Data excerpts:

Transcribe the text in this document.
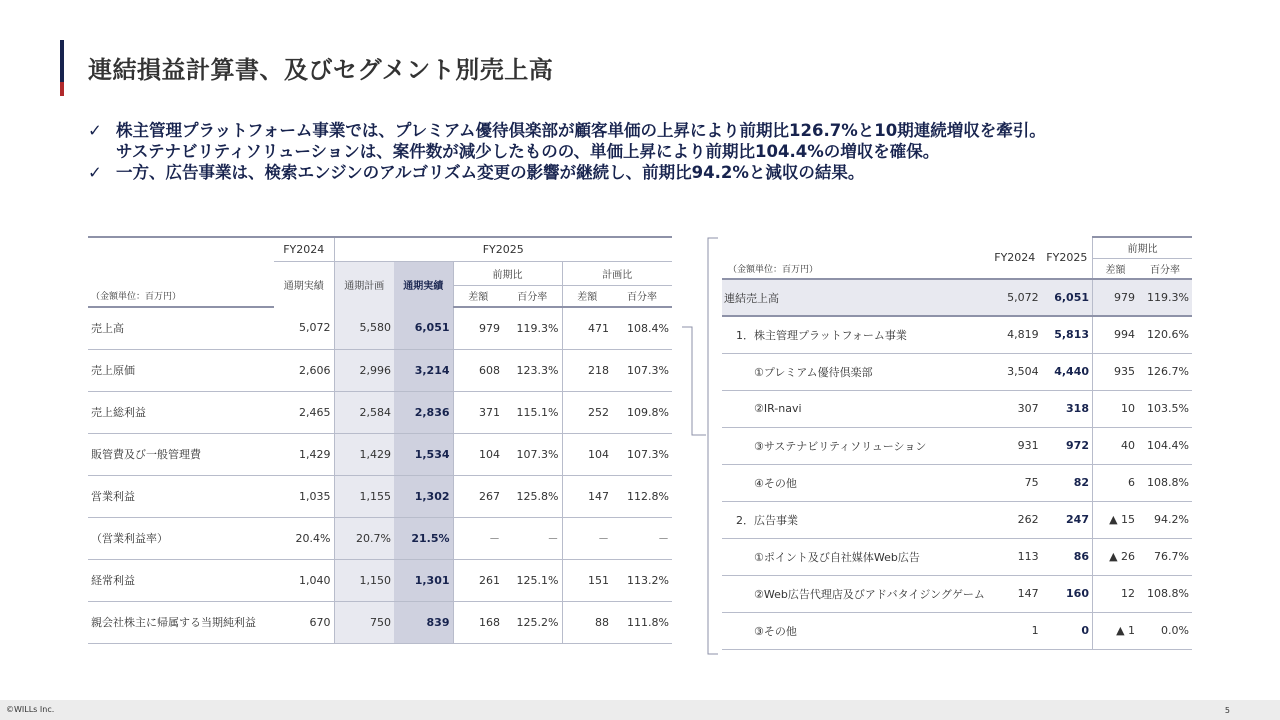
連結損益計算書、及びセグメント別売上高
✓ 株主管理プラットフォーム事業では、プレミアム優待倶楽部が顧客単価の上昇により前期比126.7%と10期連続増収を牽引。
サステナビリティソリューションは、案件数が減少したものの、単価上昇により前期比104.4%の増収を確保。
✓ 一方、広告事業は、検索エンジンのアルゴリズム変更の影響が継続し、前期比94.2%と減収の結果。
	FY2024	FY2025					
	通期実績	通期計画	通期実績	前期比		計画比	
（金額単位：百万円）				差額	百分率	差額	百分率
売上高	5,072	5,580	6,051	979	119.3%	471	108.4%
売上原価	2,606	2,996	3,214	608	123.3%	218	107.3%
売上総利益	2,465	2,584	2,836	371	115.1%	252	109.8%
販管費及び一般管理費	1,429	1,429	1,534	104	107.3%	104	107.3%
営業利益	1,035	1,155	1,302	267	125.8%	147	112.8%
（営業利益率）	20.4%	20.7%	21.5%	－	－	－	－
経常利益	1,040	1,150	1,301	261	125.1%	151	113.2%
親会社株主に帰属する当期純利益	670	750	839	168	125.2%	88	111.8%
	FY2024	FY2025	前期比	
（金額単位：百万円）			差額	百分率
連結売上高	5,072	6,051	979	119.3%
1．株主管理プラットフォーム事業	4,819	5,813	994	120.6%
①プレミアム優待倶楽部	3,504	4,440	935	126.7%
②IR-navi	307	318	10	103.5%
③サステナビリティソリューション	931	972	40	104.4%
④その他	75	82	6	108.8%
2．広告事業	262	247	▲ 15	94.2%
①ポイント及び自社媒体Web広告	113	86	▲ 26	76.7%
②Web広告代理店及びアドバタイジングゲーム	147	160	12	108.8%
③その他	1	0	▲ 1	0.0%
©WILLs Inc.	5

■ GIVEN EXERCISE ■
Reproduce the data word for word, excluding its pictures.

■ SOLVED PROBLEM ■
Transcribe the text in this document.
連結損益計算書、及びセグメント別売上高
✓ 株主管理プラットフォーム事業では、プレミアム優待倶楽部が顧客単価の上昇により前期比126.7%と10期連続増収を牽引。
サステナビリティソリューションは、案件数が減少したものの、単価上昇により前期比104.4%の増収を確保。
✓ 一方、広告事業は、検索エンジンのアルゴリズム変更の影響が継続し、前期比94.2%と減収の結果。
	FY2024	FY2025					
	通期実績	通期計画	通期実績	前期比		計画比	
（金額単位：百万円）				差額	百分率	差額	百分率
売上高	5,072	5,580	6,051	979	119.3%	471	108.4%
売上原価	2,606	2,996	3,214	608	123.3%	218	107.3%
売上総利益	2,465	2,584	2,836	371	115.1%	252	109.8%
販管費及び一般管理費	1,429	1,429	1,534	104	107.3%	104	107.3%
営業利益	1,035	1,155	1,302	267	125.8%	147	112.8%
（営業利益率）	20.4%	20.7%	21.5%	－	－	－	－
経常利益	1,040	1,150	1,301	261	125.1%	151	113.2%
親会社株主に帰属する当期純利益	670	750	839	168	125.2%	88	111.8%
	FY2024	FY2025	前期比	
（金額単位：百万円）			差額	百分率
連結売上高	5,072	6,051	979	119.3%
1．株主管理プラットフォーム事業	4,819	5,813	994	120.6%
①プレミアム優待倶楽部	3,504	4,440	935	126.7%
②IR-navi	307	318	10	103.5%
③サステナビリティソリューション	931	972	40	104.4%
④その他	75	82	6	108.8%
2．広告事業	262	247	▲ 15	94.2%
①ポイント及び自社媒体Web広告	113	86	▲ 26	76.7%
②Web広告代理店及びアドバタイジングゲーム	147	160	12	108.8%
③その他	1	0	▲ 1	0.0%
©WILLs Inc.	5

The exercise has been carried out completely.